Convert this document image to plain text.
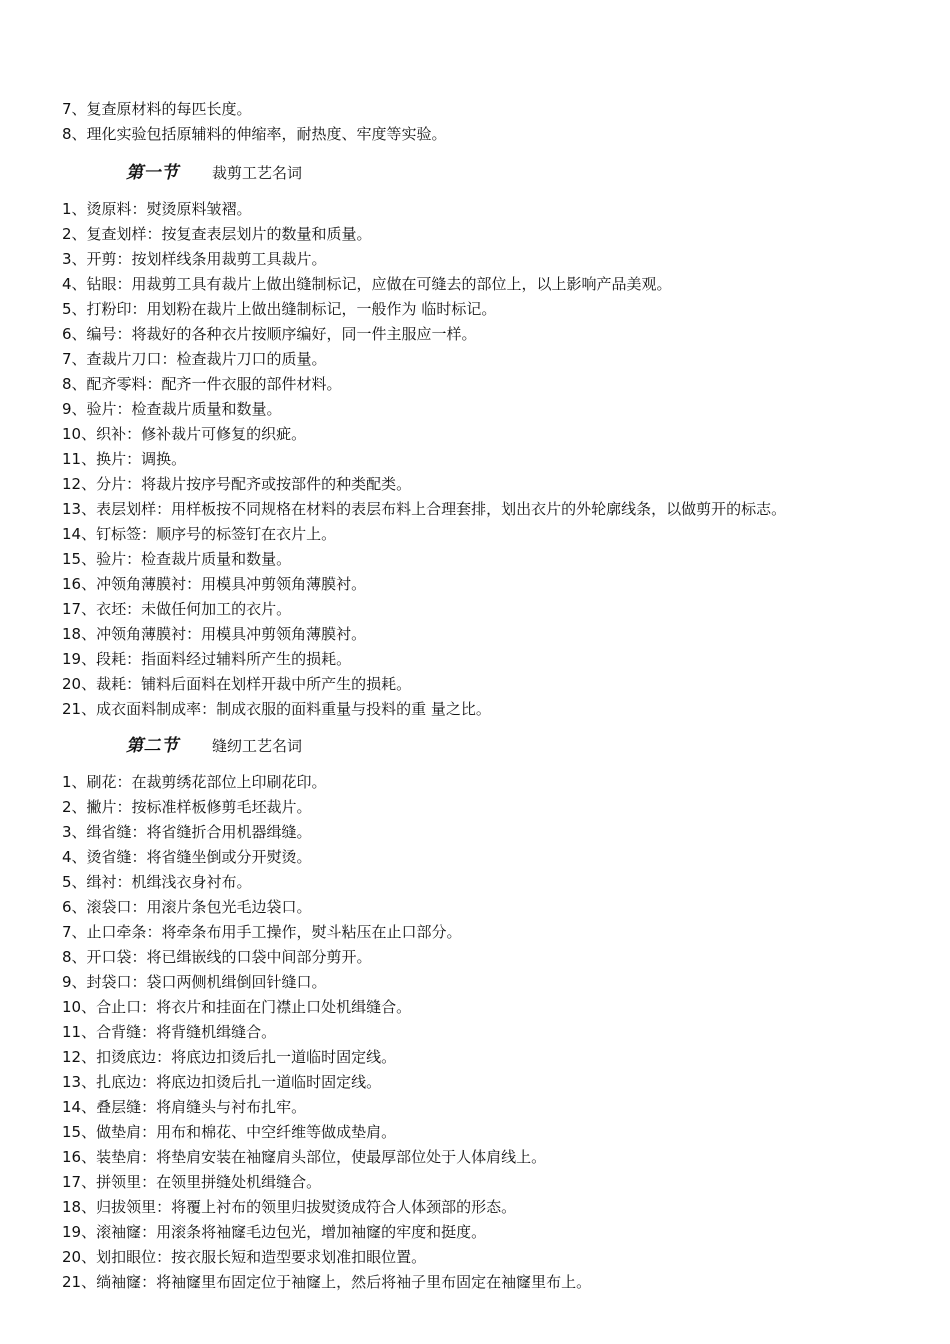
7、复查原材料的每匹长度。
8、理化实验包括原辅料的伸缩率，耐热度、牢度等实验。
第一节 裁剪工艺名词
1、烫原料：熨烫原料皱褶。
2、复查划样：按复查表层划片的数量和质量。
3、开剪：按划样线条用裁剪工具裁片。
4、钻眼：用裁剪工具有裁片上做出缝制标记，应做在可缝去的部位上，以上影响产品美观。
5、打粉印：用划粉在裁片上做出缝制标记，一般作为 临时标记。
6、编号：将裁好的各种衣片按顺序编好，同一件主服应一样。
7、查裁片刀口：检查裁片刀口的质量。
8、配齐零料：配齐一件衣服的部件材料。
9、验片：检查裁片质量和数量。
10、织补：修补裁片可修复的织疵。
11、换片：调换。
12、分片：将裁片按序号配齐或按部件的种类配类。
13、表层划样：用样板按不同规格在材料的表层布料上合理套排，划出衣片的外轮廓线条，以做剪开的标志。
14、钉标签：顺序号的标签钉在衣片上。
15、验片：检查裁片质量和数量。
16、冲领角薄膜衬：用模具冲剪领角薄膜衬。
17、衣坯：未做任何加工的衣片。
18、冲领角薄膜衬：用模具冲剪领角薄膜衬。
19、段耗：指面料经过辅料所产生的损耗。
20、裁耗：铺料后面料在划样开裁中所产生的损耗。
21、成衣面料制成率：制成衣服的面料重量与投料的重 量之比。
第二节 缝纫工艺名词
1、刷花：在裁剪绣花部位上印刷花印。
2、撇片：按标准样板修剪毛坯裁片。
3、缉省缝：将省缝折合用机器缉缝。
4、烫省缝：将省缝坐倒或分开熨烫。
5、缉衬：机缉浅衣身衬布。
6、滚袋口：用滚片条包光毛边袋口。
7、止口牵条：将牵条布用手工操作，熨斗粘压在止口部分。
8、开口袋：将已缉嵌线的口袋中间部分剪开。
9、封袋口：袋口两侧机缉倒回针缝口。
10、合止口：将衣片和挂面在门襟止口处机缉缝合。
11、合背缝：将背缝机缉缝合。
12、扣烫底边：将底边扣烫后扎一道临时固定线。
13、扎底边：将底边扣烫后扎一道临时固定线。
14、叠层缝：将肩缝头与衬布扎牢。
15、做垫肩：用布和棉花、中空纤维等做成垫肩。
16、装垫肩：将垫肩安装在袖窿肩头部位，使最厚部位处于人体肩线上。
17、拼领里：在领里拼缝处机缉缝合。
18、归拔领里：将覆上衬布的领里归拔熨烫成符合人体颈部的形态。
19、滚袖窿：用滚条将袖窿毛边包光，增加袖窿的牢度和挺度。
20、划扣眼位：按衣服长短和造型要求划准扣眼位置。
21、绱袖窿：将袖窿里布固定位于袖窿上，然后将袖子里布固定在袖窿里布上。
========================
Requirements —
Give back each entry exactly as it appears, with no pictures.

Task answer —
Convert this document image to plain text.
7、复查原材料的每匹长度。
8、理化实验包括原辅料的伸缩率，耐热度、牢度等实验。
第一节 裁剪工艺名词
1、烫原料：熨烫原料皱褶。
2、复查划样：按复查表层划片的数量和质量。
3、开剪：按划样线条用裁剪工具裁片。
4、钻眼：用裁剪工具有裁片上做出缝制标记，应做在可缝去的部位上，以上影响产品美观。
5、打粉印：用划粉在裁片上做出缝制标记，一般作为 临时标记。
6、编号：将裁好的各种衣片按顺序编好，同一件主服应一样。
7、查裁片刀口：检查裁片刀口的质量。
8、配齐零料：配齐一件衣服的部件材料。
9、验片：检查裁片质量和数量。
10、织补：修补裁片可修复的织疵。
11、换片：调换。
12、分片：将裁片按序号配齐或按部件的种类配类。
13、表层划样：用样板按不同规格在材料的表层布料上合理套排，划出衣片的外轮廓线条，以做剪开的标志。
14、钉标签：顺序号的标签钉在衣片上。
15、验片：检查裁片质量和数量。
16、冲领角薄膜衬：用模具冲剪领角薄膜衬。
17、衣坯：未做任何加工的衣片。
18、冲领角薄膜衬：用模具冲剪领角薄膜衬。
19、段耗：指面料经过辅料所产生的损耗。
20、裁耗：铺料后面料在划样开裁中所产生的损耗。
21、成衣面料制成率：制成衣服的面料重量与投料的重 量之比。
第二节 缝纫工艺名词
1、刷花：在裁剪绣花部位上印刷花印。
2、撇片：按标准样板修剪毛坯裁片。
3、缉省缝：将省缝折合用机器缉缝。
4、烫省缝：将省缝坐倒或分开熨烫。
5、缉衬：机缉浅衣身衬布。
6、滚袋口：用滚片条包光毛边袋口。
7、止口牵条：将牵条布用手工操作，熨斗粘压在止口部分。
8、开口袋：将已缉嵌线的口袋中间部分剪开。
9、封袋口：袋口两侧机缉倒回针缝口。
10、合止口：将衣片和挂面在门襟止口处机缉缝合。
11、合背缝：将背缝机缉缝合。
12、扣烫底边：将底边扣烫后扎一道临时固定线。
13、扎底边：将底边扣烫后扎一道临时固定线。
14、叠层缝：将肩缝头与衬布扎牢。
15、做垫肩：用布和棉花、中空纤维等做成垫肩。
16、装垫肩：将垫肩安装在袖窿肩头部位，使最厚部位处于人体肩线上。
17、拼领里：在领里拼缝处机缉缝合。
18、归拔领里：将覆上衬布的领里归拔熨烫成符合人体颈部的形态。
19、滚袖窿：用滚条将袖窿毛边包光，增加袖窿的牢度和挺度。
20、划扣眼位：按衣服长短和造型要求划准扣眼位置。
21、绱袖窿：将袖窿里布固定位于袖窿上，然后将袖子里布固定在袖窿里布上。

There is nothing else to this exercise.